>> begin MATERIAL FOR THIS TASK
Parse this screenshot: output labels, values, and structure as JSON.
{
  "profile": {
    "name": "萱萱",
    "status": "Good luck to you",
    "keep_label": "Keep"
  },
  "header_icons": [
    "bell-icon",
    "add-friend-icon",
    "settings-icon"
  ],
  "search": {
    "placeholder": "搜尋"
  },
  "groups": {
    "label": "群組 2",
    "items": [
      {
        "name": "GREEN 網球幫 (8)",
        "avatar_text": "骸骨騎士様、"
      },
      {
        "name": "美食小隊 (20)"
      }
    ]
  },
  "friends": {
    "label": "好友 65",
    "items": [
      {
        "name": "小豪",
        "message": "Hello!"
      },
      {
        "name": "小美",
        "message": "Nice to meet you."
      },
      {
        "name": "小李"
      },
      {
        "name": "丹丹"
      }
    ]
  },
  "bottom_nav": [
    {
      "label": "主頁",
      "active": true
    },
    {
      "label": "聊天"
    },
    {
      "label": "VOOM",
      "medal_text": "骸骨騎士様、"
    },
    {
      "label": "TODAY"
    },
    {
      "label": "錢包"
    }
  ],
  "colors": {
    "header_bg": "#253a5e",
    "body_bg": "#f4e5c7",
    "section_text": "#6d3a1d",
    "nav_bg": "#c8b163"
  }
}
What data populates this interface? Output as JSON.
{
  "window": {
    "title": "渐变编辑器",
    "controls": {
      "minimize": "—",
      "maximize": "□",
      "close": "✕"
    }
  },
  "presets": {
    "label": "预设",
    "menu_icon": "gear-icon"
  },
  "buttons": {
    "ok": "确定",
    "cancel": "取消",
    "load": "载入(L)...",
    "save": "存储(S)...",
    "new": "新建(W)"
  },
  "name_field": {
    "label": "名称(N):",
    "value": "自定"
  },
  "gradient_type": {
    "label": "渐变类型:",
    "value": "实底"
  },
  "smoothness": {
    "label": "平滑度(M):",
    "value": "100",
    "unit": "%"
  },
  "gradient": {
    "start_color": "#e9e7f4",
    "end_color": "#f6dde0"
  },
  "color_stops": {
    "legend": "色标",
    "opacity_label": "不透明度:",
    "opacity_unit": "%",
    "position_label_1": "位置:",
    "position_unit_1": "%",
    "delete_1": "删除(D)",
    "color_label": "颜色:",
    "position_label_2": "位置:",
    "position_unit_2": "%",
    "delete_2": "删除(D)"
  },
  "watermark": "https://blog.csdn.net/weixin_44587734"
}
>> end MATERIAL FOR THIS TASK
PROBLEM STATEMENT => Determine the number of lines in the data that contain "JSON" as a word or string, and state only that number.

FULL RESPONSE => 2